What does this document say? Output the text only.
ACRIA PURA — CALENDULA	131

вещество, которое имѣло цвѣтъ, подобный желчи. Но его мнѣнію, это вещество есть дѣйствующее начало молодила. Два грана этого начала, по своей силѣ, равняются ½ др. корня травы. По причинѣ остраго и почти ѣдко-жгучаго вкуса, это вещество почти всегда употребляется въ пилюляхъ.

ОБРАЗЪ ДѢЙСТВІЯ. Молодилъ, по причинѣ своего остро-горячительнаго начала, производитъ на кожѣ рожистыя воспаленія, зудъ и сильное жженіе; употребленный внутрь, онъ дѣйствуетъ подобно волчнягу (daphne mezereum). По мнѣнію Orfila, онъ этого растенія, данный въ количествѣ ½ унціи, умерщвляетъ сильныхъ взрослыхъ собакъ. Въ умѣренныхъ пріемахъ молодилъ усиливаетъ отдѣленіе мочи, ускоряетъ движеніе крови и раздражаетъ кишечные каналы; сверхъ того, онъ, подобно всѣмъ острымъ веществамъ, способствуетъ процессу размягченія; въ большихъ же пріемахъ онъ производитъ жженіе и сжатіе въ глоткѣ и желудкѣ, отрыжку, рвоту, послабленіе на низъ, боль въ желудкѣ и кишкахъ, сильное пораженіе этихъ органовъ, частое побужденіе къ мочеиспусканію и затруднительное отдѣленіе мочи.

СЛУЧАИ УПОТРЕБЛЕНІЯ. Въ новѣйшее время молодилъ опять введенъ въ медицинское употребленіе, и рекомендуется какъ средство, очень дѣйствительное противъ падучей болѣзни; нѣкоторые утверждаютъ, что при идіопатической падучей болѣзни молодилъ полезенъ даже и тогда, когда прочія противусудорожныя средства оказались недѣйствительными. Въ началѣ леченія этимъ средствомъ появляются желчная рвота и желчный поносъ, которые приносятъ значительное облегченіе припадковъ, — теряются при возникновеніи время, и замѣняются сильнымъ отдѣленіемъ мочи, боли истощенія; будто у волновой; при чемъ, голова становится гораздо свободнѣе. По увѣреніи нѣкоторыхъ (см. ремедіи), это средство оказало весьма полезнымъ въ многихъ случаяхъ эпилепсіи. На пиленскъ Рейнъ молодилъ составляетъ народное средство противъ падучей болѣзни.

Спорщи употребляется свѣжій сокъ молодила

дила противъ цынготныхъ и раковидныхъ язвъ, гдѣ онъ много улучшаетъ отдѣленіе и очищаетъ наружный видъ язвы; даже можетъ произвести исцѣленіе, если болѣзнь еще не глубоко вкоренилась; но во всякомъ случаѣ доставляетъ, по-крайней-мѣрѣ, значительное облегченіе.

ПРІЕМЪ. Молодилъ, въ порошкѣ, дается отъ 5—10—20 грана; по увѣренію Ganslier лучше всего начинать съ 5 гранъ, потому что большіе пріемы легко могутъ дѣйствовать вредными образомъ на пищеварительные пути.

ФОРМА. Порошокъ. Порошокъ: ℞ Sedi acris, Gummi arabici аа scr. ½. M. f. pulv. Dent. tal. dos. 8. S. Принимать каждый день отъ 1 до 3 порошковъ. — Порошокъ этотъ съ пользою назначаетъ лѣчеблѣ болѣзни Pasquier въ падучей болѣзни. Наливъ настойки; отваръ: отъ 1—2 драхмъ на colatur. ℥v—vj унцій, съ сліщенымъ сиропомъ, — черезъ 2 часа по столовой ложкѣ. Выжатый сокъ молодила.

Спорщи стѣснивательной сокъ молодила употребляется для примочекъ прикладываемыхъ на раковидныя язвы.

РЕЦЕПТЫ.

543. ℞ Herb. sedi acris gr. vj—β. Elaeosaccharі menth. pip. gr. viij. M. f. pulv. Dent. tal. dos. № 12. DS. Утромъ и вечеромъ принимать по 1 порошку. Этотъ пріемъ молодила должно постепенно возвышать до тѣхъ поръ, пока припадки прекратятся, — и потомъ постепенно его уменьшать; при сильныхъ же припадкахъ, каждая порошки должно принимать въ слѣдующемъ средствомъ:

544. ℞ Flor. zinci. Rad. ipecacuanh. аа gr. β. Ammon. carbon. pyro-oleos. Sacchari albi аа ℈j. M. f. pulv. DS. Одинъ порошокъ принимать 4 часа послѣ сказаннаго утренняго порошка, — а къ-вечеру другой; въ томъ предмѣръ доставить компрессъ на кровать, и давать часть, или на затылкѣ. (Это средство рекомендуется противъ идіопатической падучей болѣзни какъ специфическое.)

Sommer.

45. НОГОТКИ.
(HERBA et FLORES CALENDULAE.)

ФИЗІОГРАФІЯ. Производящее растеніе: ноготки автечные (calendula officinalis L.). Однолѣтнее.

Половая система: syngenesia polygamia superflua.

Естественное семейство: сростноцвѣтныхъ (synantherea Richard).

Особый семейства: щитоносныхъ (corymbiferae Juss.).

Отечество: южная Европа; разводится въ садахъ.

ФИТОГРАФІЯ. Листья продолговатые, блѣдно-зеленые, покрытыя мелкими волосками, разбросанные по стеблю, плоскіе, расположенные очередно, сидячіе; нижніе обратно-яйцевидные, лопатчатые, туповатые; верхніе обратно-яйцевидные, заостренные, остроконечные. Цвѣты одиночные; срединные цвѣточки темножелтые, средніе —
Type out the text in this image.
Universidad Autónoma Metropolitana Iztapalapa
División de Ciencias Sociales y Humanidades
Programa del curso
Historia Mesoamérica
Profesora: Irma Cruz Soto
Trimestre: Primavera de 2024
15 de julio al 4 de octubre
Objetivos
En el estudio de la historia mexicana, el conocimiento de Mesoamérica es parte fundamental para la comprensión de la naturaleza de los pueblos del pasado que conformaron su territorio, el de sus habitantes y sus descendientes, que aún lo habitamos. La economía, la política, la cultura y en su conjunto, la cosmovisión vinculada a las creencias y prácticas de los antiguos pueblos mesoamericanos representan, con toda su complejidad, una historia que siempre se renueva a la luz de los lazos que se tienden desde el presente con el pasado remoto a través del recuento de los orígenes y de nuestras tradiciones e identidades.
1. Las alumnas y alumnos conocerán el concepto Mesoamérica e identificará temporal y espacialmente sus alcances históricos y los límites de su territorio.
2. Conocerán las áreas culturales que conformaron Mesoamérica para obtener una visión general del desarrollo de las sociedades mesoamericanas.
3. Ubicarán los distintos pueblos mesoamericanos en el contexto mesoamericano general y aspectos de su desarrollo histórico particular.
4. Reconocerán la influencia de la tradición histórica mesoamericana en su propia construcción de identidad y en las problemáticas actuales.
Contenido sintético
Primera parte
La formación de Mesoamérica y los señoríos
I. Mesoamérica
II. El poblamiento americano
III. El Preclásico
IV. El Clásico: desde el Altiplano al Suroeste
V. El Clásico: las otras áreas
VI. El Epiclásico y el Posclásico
^^^^
Your output should be the lines from the one with "Type out the text in this image." through the end of the records above, copied exactly.

Type out the text in this image.
Universidad Autónoma Metropolitana Iztapalapa
División de Ciencias Sociales y Humanidades
Programa del curso
Historia Mesoamérica
Profesora: Irma Cruz Soto
Trimestre: Primavera de 2024
15 de julio al 4 de octubre
Objetivos
En el estudio de la historia mexicana, el conocimiento de Mesoamérica es parte fundamental para la comprensión de la naturaleza de los pueblos del pasado que conformaron su territorio, el de sus habitantes y sus descendientes, que aún lo habitamos. La economía, la política, la cultura y en su conjunto, la cosmovisión vinculada a las creencias y prácticas de los antiguos pueblos mesoamericanos representan, con toda su complejidad, una historia que siempre se renueva a la luz de los lazos que se tienden desde el presente con el pasado remoto a través del recuento de los orígenes y de nuestras tradiciones e identidades.
1. Las alumnas y alumnos conocerán el concepto Mesoamérica e identificará temporal y espacialmente sus alcances históricos y los límites de su territorio.
2. Conocerán las áreas culturales que conformaron Mesoamérica para obtener una visión general del desarrollo de las sociedades mesoamericanas.
3. Ubicarán los distintos pueblos mesoamericanos en el contexto mesoamericano general y aspectos de su desarrollo histórico particular.
4. Reconocerán la influencia de la tradición histórica mesoamericana en su propia construcción de identidad y en las problemáticas actuales.
Contenido sintético
Primera parte
La formación de Mesoamérica y los señoríos
I. Mesoamérica
II. El poblamiento americano
III. El Preclásico
IV. El Clásico: desde el Altiplano al Suroeste
V. El Clásico: las otras áreas
VI. El Epiclásico y el Posclásico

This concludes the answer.